- _Texto para leitura_:
##########

Foi tópico global no Twitter e ganhou manchetes em todo o mundo, uma exposição que não foi detonada apenas pelo aumento dos incêndios no Centro Oeste e Norte do país, em agosto, mas também por uma guinada no discurso e nas políticas do governo brasileiro para o meio ambiente.
Em 2019, o país deixou de ser retratado pela imprensa internacional como uma das lideranças no combate ao aquecimento global para, aos poucos, ser visto como nação que ameaça os esforços globais de preservação do ecossistema.
Mas como ocorreu essa mudança na imagem do Brasil no exterior? E quais as consequências políticas, econômicas e diplomáticas disso para o país?
Desde 1992, quando sediou a primeira conferência das Nações Unidas sobre mudanças climáticas, o Brasil se apresentava como liderança na defesa de metas globais ambiciosas de redução de emissões de gases poluentes.
Embora sempre tenha feito pressão para que países desenvolvidos assumissem uma fatia maior da responsabilidade e compensassem financeiramente nações emergentes pela contribuição que fizessem, os governos brasileiros, de 1992 para cá, sempre adotaram um discurso de compromisso ambiental.
Isso ajudou a consolidar o chamado soft power brasileiro. O termo se refere ao uso de valores políticos e culturais — sem uso de coerção, poder econômico ou militar — para tentar exercer influência em decisões internacionais por meio de sua capacidade de persuasão.
Especificamente no campo ambiental, o papel de liderança do Brasil colocou o país em posição de destaque em negociações com grandes potências, como União Europeia e Estados Unidos. O Brasil era frequentemente escolhido para sediar e presidir eventos internacionais, como a Rio+20, em 2012.
Seria no Brasil, inclusive, a COP 25, a conferência deste ano das Nações Unidas sobre mudanças climáticas. Mas, em novembro de 2018, o governo Michel Temer, após pedido do recém-eleito presidente Jair Bolsonaro, cancelou o evento no Brasil. A conferência acabou sendo transferida para Madri, na Espanha.
Além de perder a prerrogativa de presidir o evento, que contou com lideranças das maiores economias do mundo, o Brasil decidiu enviar uma delegação pequena para as negociações.
“O papel do governo brasileiro mudou muito. O Brasil incialmente ia ser sede da COP 25, mas o presidente Bolsonaro decidiu não seguir adiante com isso. Houve uma delegação bem menor do Brasil do que o normal”, conta o repórter de meio ambiente da BBC News, Matt McGrath, que cobriu a COP 25.
“Não havia um stand do Brasil para falar das questões ambientais do país e o governo só mencionou nos debates questões relacionadas a agricultura e crédito de carbono. Não discursou sobre outros temas. Então, foi uma presença muito menor que a desempenhada no passado.”

##########

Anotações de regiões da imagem
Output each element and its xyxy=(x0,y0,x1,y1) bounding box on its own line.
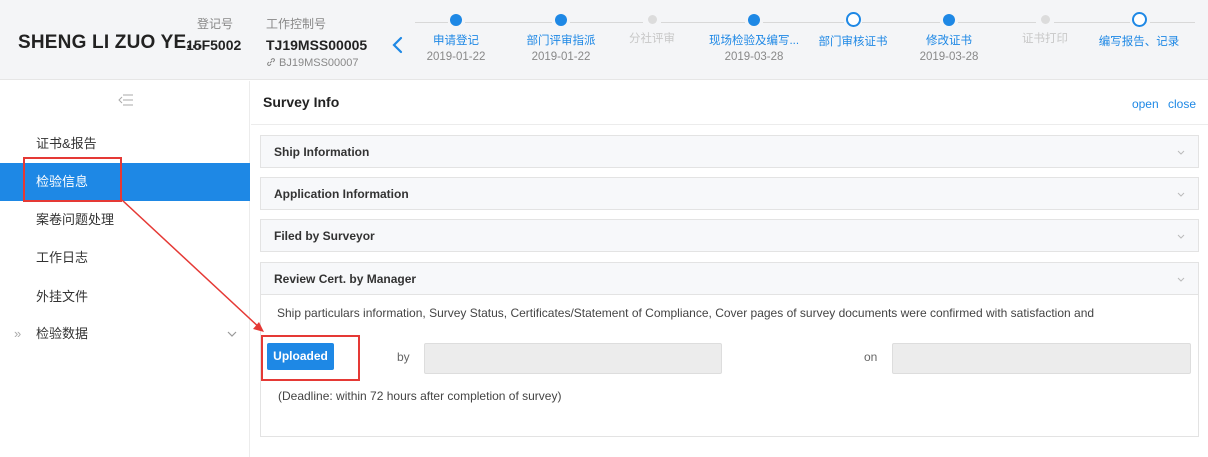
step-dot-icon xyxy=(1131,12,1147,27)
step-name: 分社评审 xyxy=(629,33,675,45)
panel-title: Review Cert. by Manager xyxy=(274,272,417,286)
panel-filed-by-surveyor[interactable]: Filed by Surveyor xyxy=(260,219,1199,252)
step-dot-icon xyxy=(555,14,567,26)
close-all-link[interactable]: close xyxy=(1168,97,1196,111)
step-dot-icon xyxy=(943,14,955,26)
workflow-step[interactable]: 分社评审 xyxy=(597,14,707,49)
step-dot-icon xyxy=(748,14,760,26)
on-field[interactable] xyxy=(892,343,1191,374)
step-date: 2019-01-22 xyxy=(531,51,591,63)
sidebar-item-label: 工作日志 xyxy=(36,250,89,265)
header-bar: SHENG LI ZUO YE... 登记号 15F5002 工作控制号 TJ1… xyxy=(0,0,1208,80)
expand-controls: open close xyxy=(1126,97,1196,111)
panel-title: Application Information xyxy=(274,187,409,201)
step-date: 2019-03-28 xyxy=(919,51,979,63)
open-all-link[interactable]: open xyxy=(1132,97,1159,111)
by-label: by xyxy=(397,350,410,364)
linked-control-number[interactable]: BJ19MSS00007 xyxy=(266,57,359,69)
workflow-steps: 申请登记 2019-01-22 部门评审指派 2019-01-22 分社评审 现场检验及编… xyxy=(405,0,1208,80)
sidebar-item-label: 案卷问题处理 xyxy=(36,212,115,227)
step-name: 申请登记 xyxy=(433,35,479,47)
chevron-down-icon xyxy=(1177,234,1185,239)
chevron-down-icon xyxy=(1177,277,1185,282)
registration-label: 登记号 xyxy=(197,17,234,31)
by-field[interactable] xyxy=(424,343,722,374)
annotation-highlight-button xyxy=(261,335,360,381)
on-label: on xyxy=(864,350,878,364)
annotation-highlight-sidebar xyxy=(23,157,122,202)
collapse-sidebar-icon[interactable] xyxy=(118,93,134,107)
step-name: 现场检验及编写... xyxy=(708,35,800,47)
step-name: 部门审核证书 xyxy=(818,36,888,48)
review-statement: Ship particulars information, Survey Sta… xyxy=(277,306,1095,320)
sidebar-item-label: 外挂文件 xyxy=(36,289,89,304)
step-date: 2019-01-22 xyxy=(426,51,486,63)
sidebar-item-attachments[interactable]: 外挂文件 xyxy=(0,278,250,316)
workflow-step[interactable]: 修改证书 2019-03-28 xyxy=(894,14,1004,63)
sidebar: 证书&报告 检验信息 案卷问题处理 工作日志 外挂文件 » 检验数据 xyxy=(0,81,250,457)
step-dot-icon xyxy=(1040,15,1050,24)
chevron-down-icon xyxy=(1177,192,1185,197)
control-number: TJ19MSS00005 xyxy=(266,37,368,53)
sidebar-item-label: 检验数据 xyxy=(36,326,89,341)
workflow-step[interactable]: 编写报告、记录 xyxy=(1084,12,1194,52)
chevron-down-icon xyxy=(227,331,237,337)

##########

- _Enunciado da tarefa_: Pode reproduzir, sem alterar nada, tudo o que vai de "Desde 1992, quando" até "capacidade de persuasão." no texto sobre a imagem ambiental do Brasil no exterior? Os registros não são necessários aqui.

- _Resposta do exercício_:
Desde 1992, quando sediou a primeira conferência das Nações Unidas sobre mudanças climáticas, o Brasil se apresentava como liderança na defesa de metas globais ambiciosas de redução de emissões de gases poluentes.
Embora sempre tenha feito pressão para que países desenvolvidos assumissem uma fatia maior da responsabilidade e compensassem financeiramente nações emergentes pela contribuição que fizessem, os governos brasileiros, de 1992 para cá, sempre adotaram um discurso de compromisso ambiental.
Isso ajudou a consolidar o chamado soft power brasileiro. O termo se refere ao uso de valores políticos e culturais — sem uso de coerção, poder econômico ou militar — para tentar exercer influência em decisões internacionais por meio de sua capacidade de persuasão.